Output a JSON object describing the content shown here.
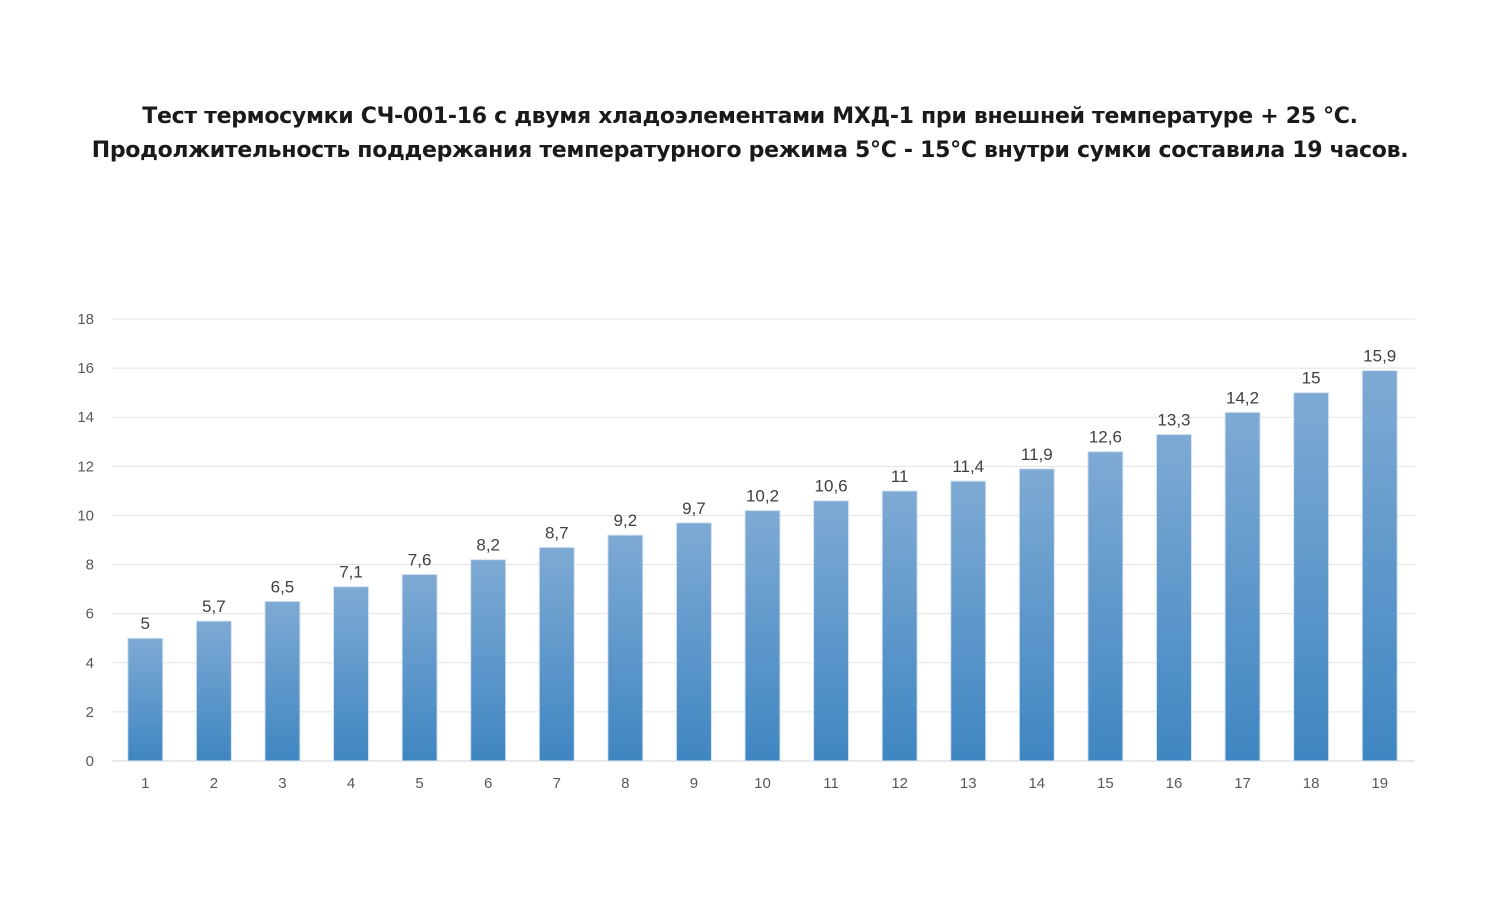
{
  "chart_data": {
    "type": "bar",
    "title": "Тест термосумки СЧ-001-16  с двумя хладоэлементами МХД-1 при внешней температуре + 25 °С.",
    "subtitle": "Продолжительность поддержания температурного режима 5°С - 15°С внутри сумки составила 19 часов.",
    "xlabel": "",
    "ylabel": "",
    "categories": [
      "1",
      "2",
      "3",
      "4",
      "5",
      "6",
      "7",
      "8",
      "9",
      "10",
      "11",
      "12",
      "13",
      "14",
      "15",
      "16",
      "17",
      "18",
      "19"
    ],
    "values": [
      5,
      5.7,
      6.5,
      7.1,
      7.6,
      8.2,
      8.7,
      9.2,
      9.7,
      10.2,
      10.6,
      11,
      11.4,
      11.9,
      12.6,
      13.3,
      14.2,
      15,
      15.9
    ],
    "data_labels": [
      "5",
      "5,7",
      "6,5",
      "7,1",
      "7,6",
      "8,2",
      "8,7",
      "9,2",
      "9,7",
      "10,2",
      "10,6",
      "11",
      "11,4",
      "11,9",
      "12,6",
      "13,3",
      "14,2",
      "15",
      "15,9"
    ],
    "ylim": [
      0,
      18
    ],
    "yticks": [
      0,
      2,
      4,
      6,
      8,
      10,
      12,
      14,
      16,
      18
    ],
    "grid": true,
    "legend": "none",
    "colors": {
      "bar_top": "#7eaad4",
      "bar_bottom": "#3f86c2",
      "grid": "#e3e3e3"
    }
  }
}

################

What the task requires — Return the whole listing, word for word, and leave out every picture.

Answer for the task —
Output a JSON object describing the content shown here.
{
  "chart_data": {
    "type": "bar",
    "title": "Тест термосумки СЧ-001-16  с двумя хладоэлементами МХД-1 при внешней температуре + 25 °С.",
    "subtitle": "Продолжительность поддержания температурного режима 5°С - 15°С внутри сумки составила 19 часов.",
    "xlabel": "",
    "ylabel": "",
    "categories": [
      "1",
      "2",
      "3",
      "4",
      "5",
      "6",
      "7",
      "8",
      "9",
      "10",
      "11",
      "12",
      "13",
      "14",
      "15",
      "16",
      "17",
      "18",
      "19"
    ],
    "values": [
      5,
      5.7,
      6.5,
      7.1,
      7.6,
      8.2,
      8.7,
      9.2,
      9.7,
      10.2,
      10.6,
      11,
      11.4,
      11.9,
      12.6,
      13.3,
      14.2,
      15,
      15.9
    ],
    "data_labels": [
      "5",
      "5,7",
      "6,5",
      "7,1",
      "7,6",
      "8,2",
      "8,7",
      "9,2",
      "9,7",
      "10,2",
      "10,6",
      "11",
      "11,4",
      "11,9",
      "12,6",
      "13,3",
      "14,2",
      "15",
      "15,9"
    ],
    "ylim": [
      0,
      18
    ],
    "yticks": [
      0,
      2,
      4,
      6,
      8,
      10,
      12,
      14,
      16,
      18
    ],
    "grid": true,
    "legend": "none",
    "colors": {
      "bar_top": "#7eaad4",
      "bar_bottom": "#3f86c2",
      "grid": "#e3e3e3"
    }
  }
}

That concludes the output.